# EXCERPT TO READ
Film on UFO sighting unfolds on Maury Island

One of the weirdest chapters in island history will soon light up the big screen.

One of the weirdest chapters in island history will soon light up the big screen.

On June 29, a film crew and ensemble of actors sailed the waters just off Maury and then came ashore on the beach — all part of a long day’s shoot for “The Maury Island Incident,” a short film about a UFO sighting that took place there in 1947.

The film’s director, Burien resident Scott Schaefer, said he has high hopes for the film — a $50,000 effort that will feature digitalized UFOs, period settings and costumes, a cast of 12 actors and a crew of almost 40 film professionals.

“We have a lot of ambition,” said Schaefer, adding that he and his team hope to take the finished 20- to 40-minute film on the festival circuit, and also use it to pitch the idea of a feature film or television series based on the spooky event.

The Maury Island Incident — so dubbed in books and newspaper coverage about the event — began on the afternoon of June 21, 1947, when a Tacoma seaman named Harold Dahl was trolling the waters of Puget Sound, looking for loose logs to collect and sell.

Then something strange happened, just off the east coast of Maury Island.

# SHORT TASK A
Summarize the article about the Maury Island film in two sentences.
# SHORT TASK B
Carry on the article about the Maury Island film, starting right after its final sentence.
The data after this note comes from a separate source and is not connected to the article.

# RAW DATA
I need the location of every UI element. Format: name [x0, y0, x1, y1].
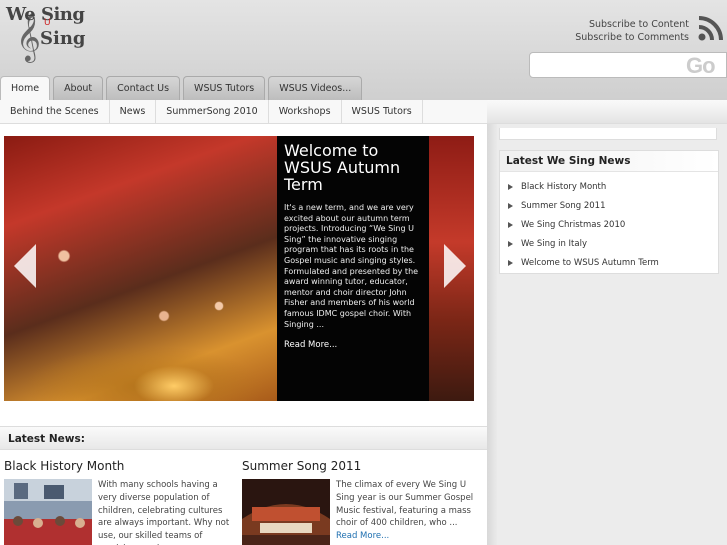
slider-photo-children-singing[interactable]: [4, 136, 277, 401]
news-thumbnail-image[interactable]: [4, 479, 92, 545]
tab-wsus-videos[interactable]: WSUS Videos...: [268, 76, 363, 100]
subnav-filler: [487, 100, 727, 124]
subnav-behind-the-scenes[interactable]: Behind the Scenes: [0, 100, 110, 123]
news-excerpt-text: The climax of every We Sing U Sing year …: [336, 480, 474, 529]
bullet-arrow-icon: [508, 240, 513, 247]
rss-icon[interactable]: [697, 16, 723, 42]
news-item: Black History Month With many schools ha…: [0, 458, 236, 545]
main-content: Welcome to WSUS Autumn Term It's a new t…: [0, 124, 487, 545]
news-title[interactable]: Black History Month: [0, 458, 236, 474]
slider-prev-arrow-icon[interactable]: [14, 244, 36, 288]
news-excerpt: The climax of every We Sing U Sing year …: [336, 479, 474, 543]
subnav-news[interactable]: News: [110, 100, 157, 123]
sidebar-news-item[interactable]: Summer Song 2011: [508, 197, 718, 216]
slider-text: It's a new term, and we are very excited…: [284, 203, 419, 329]
slider-next-arrow-icon[interactable]: [444, 244, 466, 288]
tab-wsus-tutors[interactable]: WSUS Tutors: [183, 76, 266, 100]
news-item: Summer Song 2011 The climax of every We …: [238, 458, 474, 545]
search-go-button[interactable]: Go: [686, 53, 726, 77]
slider-title[interactable]: Welcome to WSUS Autumn Term: [284, 142, 422, 193]
news-excerpt: With many schools having a very diverse …: [98, 480, 230, 545]
main-tabs: Home About Contact Us WSUS Tutors WSUS V…: [0, 76, 363, 100]
site-header: 𝄞 We Sing U Sing Subscribe to Content Su…: [0, 0, 727, 100]
latest-news-bar: Latest News:: [0, 426, 487, 450]
logo-text-bottom: Sing: [40, 28, 86, 49]
slider-caption: Welcome to WSUS Autumn Term It's a new t…: [277, 136, 429, 401]
subnav-wsus-tutors[interactable]: WSUS Tutors: [342, 100, 423, 123]
news-thumbnail-image[interactable]: [242, 479, 330, 545]
search-box: Go: [529, 52, 727, 78]
sidebar-news-item[interactable]: Welcome to WSUS Autumn Term: [508, 254, 718, 273]
featured-slider: Welcome to WSUS Autumn Term It's a new t…: [4, 136, 474, 401]
news-title[interactable]: Summer Song 2011: [238, 458, 474, 474]
tab-contact-us[interactable]: Contact Us: [106, 76, 181, 100]
sidebar-heading: Latest We Sing News: [500, 151, 718, 172]
sidebar-news-list: Black History Month Summer Song 2011 We …: [500, 172, 718, 273]
bullet-arrow-icon: [508, 202, 513, 209]
sidebar-news-item[interactable]: Black History Month: [508, 178, 718, 197]
column-divider: [487, 124, 497, 545]
search-input[interactable]: [530, 53, 680, 77]
logo-text-u: U: [44, 18, 51, 28]
sub-navigation: Behind the Scenes News SummerSong 2010 W…: [0, 100, 487, 124]
latest-news-heading: Latest News:: [8, 433, 85, 445]
subnav-summersong-2010[interactable]: SummerSong 2010: [156, 100, 269, 123]
sidebar-news-item[interactable]: We Sing in Italy: [508, 235, 718, 254]
tab-home[interactable]: Home: [0, 76, 51, 100]
slider-read-more-link[interactable]: Read More...: [284, 340, 422, 350]
sidebar: Latest We Sing News Black History Month …: [497, 124, 727, 545]
subnav-workshops[interactable]: Workshops: [269, 100, 342, 123]
latest-we-sing-news-widget: Latest We Sing News Black History Month …: [499, 150, 719, 274]
subscribe-comments-link[interactable]: Subscribe to Comments: [575, 31, 689, 44]
sidebar-box-top: [499, 128, 717, 140]
bullet-arrow-icon: [508, 183, 513, 190]
tab-about[interactable]: About: [53, 76, 104, 100]
site-logo[interactable]: 𝄞 We Sing U Sing: [2, 2, 92, 70]
subscribe-content-link[interactable]: Subscribe to Content: [575, 18, 689, 31]
bullet-arrow-icon: [508, 221, 513, 228]
sidebar-news-item[interactable]: We Sing Christmas 2010: [508, 216, 718, 235]
bullet-arrow-icon: [508, 259, 513, 266]
news-read-more-link[interactable]: Read More...: [336, 531, 389, 541]
subscribe-links: Subscribe to Content Subscribe to Commen…: [575, 18, 689, 44]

# WRITTEN ANSWER A
On June 29, a cast and crew shot scenes on the water and beach at Maury for "The Maury Island Incident," a $50,000 short film by Burien resident Scott Schaefer about a 1947 UFO sighting there. Schaefer hopes to show the 20- to 40-minute film at festivals and use it to pitch a feature film or television series about the event, which began on June 21, 1947, when Tacoma seaman Harold Dahl was trolling Puget Sound for loose logs.

# WRITTEN ANSWER B
“As I looked up from the wheel of my boat I noticed six very large donut-shaped aircraft,” Dahl later told an investigator. “I would judge they were about 2,000 feet above the water and almost directly overhead.”

Dahl said the UFOs were silent and had “no visible means of propulsion.” He also claimed that one of them wobbled, dipped and began to rain lava-like slag down on the beach and his boat, damaging it and burning his young son on his arm. His family dog, he reported, was killed by the cascading space rocks. The terror finally ended, he said, when the five other aircraft came to the distressed ship’s rescue and they all whizzed away, out of sight.

Dahl’s story marked the beginning of an overheated Cold War era when hundreds of Americans reported seeing saucer-shaped objects traversing the skies. And, although the Maury Island incident has never been as well known as the purported UFO crash that took place 16 days later in Roswell, New Mexico, it does have an important place in history — many experts consider it to be the first reported close encounter with alien spacecraft in modern UFOolgy. It also included what is considered by many experts to be the first sighting of a “man in black.” To add to the drama, the story also includes a mysterious plane crash that killed two U.S. intelligence officers sent to investigate the incident two months after it happened.

According to Schaefer, it’s all fodder for a great film, and he said he’s assembled a capable team of local actors and other film professionals  to bring the story to life.

Screenwriter and producer Steve Edmiston, a Des Moines resident and attorney who has penned and produced several other films, wrote the script based on FBI investigative documents that were declassified in 1997, 50 years after the incident. He also visited the Vashon-Maury Island Heritage Museum to research the story.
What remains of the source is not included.